-- BEGIN --

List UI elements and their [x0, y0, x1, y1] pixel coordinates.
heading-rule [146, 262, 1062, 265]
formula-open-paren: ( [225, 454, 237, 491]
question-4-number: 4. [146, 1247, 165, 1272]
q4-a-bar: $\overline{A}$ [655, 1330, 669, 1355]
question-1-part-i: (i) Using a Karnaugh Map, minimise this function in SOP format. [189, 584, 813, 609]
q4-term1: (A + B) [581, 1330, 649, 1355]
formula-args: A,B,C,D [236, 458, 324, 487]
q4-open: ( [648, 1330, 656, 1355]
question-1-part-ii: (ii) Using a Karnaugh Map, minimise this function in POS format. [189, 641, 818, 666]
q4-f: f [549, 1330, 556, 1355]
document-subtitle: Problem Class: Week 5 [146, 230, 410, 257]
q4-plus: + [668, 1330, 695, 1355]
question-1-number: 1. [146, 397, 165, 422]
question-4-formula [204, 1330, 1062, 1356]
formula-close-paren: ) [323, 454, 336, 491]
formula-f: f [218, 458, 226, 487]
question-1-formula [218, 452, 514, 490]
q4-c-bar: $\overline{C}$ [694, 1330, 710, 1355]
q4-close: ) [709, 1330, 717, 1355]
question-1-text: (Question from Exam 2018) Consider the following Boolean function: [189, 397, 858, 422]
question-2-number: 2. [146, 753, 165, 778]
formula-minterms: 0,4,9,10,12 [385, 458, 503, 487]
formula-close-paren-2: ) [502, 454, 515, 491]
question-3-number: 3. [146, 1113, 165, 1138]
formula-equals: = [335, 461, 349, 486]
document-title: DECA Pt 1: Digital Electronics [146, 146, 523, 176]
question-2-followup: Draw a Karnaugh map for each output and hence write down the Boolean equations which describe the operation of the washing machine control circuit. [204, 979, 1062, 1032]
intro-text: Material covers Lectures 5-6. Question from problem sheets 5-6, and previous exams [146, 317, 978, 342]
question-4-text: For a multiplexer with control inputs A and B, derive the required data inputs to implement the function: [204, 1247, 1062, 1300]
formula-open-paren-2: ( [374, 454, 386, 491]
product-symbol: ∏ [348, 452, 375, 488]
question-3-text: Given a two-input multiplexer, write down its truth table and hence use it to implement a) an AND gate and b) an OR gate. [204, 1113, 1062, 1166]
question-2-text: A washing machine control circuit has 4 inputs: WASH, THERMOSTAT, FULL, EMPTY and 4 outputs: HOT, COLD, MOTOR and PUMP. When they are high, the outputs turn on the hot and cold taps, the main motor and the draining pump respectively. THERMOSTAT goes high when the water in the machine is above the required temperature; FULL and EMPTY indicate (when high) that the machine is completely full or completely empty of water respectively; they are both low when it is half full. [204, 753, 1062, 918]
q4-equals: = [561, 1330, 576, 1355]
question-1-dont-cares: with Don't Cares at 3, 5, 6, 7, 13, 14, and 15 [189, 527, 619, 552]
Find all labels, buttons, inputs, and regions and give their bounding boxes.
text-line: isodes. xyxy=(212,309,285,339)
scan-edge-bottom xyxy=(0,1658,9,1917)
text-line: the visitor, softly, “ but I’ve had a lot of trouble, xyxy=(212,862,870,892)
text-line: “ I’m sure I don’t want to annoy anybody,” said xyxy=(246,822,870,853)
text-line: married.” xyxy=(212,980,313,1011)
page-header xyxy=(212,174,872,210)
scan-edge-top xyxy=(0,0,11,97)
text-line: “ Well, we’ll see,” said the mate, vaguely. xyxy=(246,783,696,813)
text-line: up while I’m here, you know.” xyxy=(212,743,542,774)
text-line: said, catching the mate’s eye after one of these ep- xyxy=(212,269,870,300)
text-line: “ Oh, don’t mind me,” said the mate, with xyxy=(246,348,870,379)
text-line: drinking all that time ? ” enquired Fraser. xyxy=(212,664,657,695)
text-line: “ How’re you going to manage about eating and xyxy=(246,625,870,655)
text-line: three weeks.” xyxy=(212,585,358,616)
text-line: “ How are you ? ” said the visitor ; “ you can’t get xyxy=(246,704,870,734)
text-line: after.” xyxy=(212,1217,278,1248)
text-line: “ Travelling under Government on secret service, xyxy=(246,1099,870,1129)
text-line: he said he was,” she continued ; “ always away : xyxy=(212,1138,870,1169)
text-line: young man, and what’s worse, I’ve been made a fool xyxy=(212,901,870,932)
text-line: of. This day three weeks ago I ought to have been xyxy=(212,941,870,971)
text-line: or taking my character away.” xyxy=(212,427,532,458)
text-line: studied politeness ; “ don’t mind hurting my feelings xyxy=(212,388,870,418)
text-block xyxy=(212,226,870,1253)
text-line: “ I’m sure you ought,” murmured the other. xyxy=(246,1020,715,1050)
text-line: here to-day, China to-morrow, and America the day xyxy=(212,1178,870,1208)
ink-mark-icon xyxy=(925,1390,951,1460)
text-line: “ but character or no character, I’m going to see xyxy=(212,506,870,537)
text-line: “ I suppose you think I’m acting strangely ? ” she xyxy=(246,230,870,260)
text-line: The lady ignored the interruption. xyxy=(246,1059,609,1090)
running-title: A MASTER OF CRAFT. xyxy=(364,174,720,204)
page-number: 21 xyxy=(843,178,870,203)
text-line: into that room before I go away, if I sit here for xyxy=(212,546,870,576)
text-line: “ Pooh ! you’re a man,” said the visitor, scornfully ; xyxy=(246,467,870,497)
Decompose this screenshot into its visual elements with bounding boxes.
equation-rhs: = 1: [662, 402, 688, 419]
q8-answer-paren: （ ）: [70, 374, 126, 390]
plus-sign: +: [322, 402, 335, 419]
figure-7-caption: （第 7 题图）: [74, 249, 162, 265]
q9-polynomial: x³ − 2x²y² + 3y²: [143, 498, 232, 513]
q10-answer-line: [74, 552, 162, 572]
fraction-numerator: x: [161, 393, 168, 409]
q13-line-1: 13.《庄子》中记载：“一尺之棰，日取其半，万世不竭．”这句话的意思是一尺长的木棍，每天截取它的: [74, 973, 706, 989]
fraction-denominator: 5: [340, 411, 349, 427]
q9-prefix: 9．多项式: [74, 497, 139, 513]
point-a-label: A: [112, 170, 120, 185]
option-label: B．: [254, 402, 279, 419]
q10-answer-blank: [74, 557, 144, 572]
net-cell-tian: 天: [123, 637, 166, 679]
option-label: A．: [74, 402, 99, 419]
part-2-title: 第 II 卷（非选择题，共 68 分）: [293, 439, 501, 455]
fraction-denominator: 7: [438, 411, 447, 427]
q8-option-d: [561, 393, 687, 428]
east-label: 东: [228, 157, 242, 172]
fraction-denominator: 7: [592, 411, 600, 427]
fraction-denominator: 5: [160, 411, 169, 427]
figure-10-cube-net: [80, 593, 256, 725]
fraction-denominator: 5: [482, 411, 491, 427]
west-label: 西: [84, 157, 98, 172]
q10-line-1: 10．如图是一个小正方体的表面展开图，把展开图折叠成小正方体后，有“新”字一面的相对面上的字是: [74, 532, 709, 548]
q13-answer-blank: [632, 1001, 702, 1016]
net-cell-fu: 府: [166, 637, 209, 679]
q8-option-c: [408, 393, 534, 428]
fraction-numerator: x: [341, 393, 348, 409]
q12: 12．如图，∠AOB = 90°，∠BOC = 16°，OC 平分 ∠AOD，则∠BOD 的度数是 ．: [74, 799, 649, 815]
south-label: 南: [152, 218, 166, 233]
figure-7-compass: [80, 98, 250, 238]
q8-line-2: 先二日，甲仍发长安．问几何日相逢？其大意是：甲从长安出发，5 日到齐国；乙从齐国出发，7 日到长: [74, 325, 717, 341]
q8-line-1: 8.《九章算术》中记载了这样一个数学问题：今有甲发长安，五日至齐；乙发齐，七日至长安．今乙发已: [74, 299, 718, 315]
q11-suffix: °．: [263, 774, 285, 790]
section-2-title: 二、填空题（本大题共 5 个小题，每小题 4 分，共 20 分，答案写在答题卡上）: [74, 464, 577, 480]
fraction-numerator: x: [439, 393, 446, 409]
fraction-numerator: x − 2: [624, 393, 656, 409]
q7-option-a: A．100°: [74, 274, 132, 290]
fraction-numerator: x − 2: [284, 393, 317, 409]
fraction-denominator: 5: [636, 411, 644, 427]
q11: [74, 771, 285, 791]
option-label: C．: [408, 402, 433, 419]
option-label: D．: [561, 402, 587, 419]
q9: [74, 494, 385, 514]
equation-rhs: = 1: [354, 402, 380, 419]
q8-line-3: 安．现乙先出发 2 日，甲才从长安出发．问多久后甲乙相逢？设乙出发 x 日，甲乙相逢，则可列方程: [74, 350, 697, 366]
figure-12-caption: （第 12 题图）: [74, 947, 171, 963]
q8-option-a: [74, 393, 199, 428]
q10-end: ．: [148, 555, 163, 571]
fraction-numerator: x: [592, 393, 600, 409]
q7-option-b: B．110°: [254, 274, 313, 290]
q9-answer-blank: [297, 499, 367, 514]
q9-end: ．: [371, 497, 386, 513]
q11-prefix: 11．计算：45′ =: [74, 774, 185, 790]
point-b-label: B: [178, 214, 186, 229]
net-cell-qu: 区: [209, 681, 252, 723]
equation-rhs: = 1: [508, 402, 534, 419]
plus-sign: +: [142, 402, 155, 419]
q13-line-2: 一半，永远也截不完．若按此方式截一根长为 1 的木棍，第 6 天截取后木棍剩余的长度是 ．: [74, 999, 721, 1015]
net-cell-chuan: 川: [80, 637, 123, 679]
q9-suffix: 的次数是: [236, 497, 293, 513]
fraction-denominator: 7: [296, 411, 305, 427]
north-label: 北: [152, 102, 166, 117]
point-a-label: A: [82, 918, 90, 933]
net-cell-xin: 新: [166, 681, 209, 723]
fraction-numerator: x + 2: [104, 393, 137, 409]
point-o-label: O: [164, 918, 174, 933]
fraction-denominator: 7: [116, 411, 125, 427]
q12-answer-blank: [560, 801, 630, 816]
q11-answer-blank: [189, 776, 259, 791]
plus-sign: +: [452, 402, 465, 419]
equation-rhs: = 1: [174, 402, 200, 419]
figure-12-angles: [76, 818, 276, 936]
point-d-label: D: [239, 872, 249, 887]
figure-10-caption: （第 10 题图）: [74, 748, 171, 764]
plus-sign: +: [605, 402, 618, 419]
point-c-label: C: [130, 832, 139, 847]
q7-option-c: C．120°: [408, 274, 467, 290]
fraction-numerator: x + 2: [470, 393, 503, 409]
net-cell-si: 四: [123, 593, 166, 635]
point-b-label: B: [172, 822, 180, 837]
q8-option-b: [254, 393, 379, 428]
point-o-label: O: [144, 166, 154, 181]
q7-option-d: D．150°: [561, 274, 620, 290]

-- END --

Directions:
Switch "minimise" to "simplify" in the listing from its first line through the line containing "intro-text: Material covers". Give back only those lines, with everything else unchanged.

Answer for the task:
List UI elements and their [x0, y0, x1, y1] pixel coordinates.
heading-rule [146, 262, 1062, 265]
formula-open-paren: ( [225, 454, 237, 491]
question-4-number: 4. [146, 1247, 165, 1272]
q4-a-bar: $\overline{A}$ [655, 1330, 669, 1355]
question-1-part-i: (i) Using a Karnaugh Map, simplify this function in SOP format. [189, 584, 813, 609]
q4-term1: (A + B) [581, 1330, 649, 1355]
formula-args: A,B,C,D [236, 458, 324, 487]
q4-open: ( [648, 1330, 656, 1355]
question-1-part-ii: (ii) Using a Karnaugh Map, simplify this function in POS format. [189, 641, 818, 666]
q4-f: f [549, 1330, 556, 1355]
document-subtitle: Problem Class: Week 5 [146, 230, 410, 257]
q4-plus: + [668, 1330, 695, 1355]
question-1-number: 1. [146, 397, 165, 422]
question-4-formula [204, 1330, 1062, 1356]
formula-close-paren: ) [323, 454, 336, 491]
formula-f: f [218, 458, 226, 487]
question-1-formula [218, 452, 514, 490]
q4-c-bar: $\overline{C}$ [694, 1330, 710, 1355]
q4-close: ) [709, 1330, 717, 1355]
question-1-text: (Question from Exam 2018) Consider the following Boolean function: [189, 397, 858, 422]
question-2-number: 2. [146, 753, 165, 778]
formula-minterms: 0,4,9,10,12 [385, 458, 503, 487]
formula-close-paren-2: ) [502, 454, 515, 491]
question-3-number: 3. [146, 1113, 165, 1138]
formula-equals: = [335, 461, 349, 486]
document-title: DECA Pt 1: Digital Electronics [146, 146, 523, 176]
question-2-followup: Draw a Karnaugh map for each output and hence write down the Boolean equations which describe the operation of the washing machine control circuit. [204, 979, 1062, 1032]
intro-text: Material covers Lectures 5-6. Question from problem sheets 5-6, and previous exams [146, 317, 978, 342]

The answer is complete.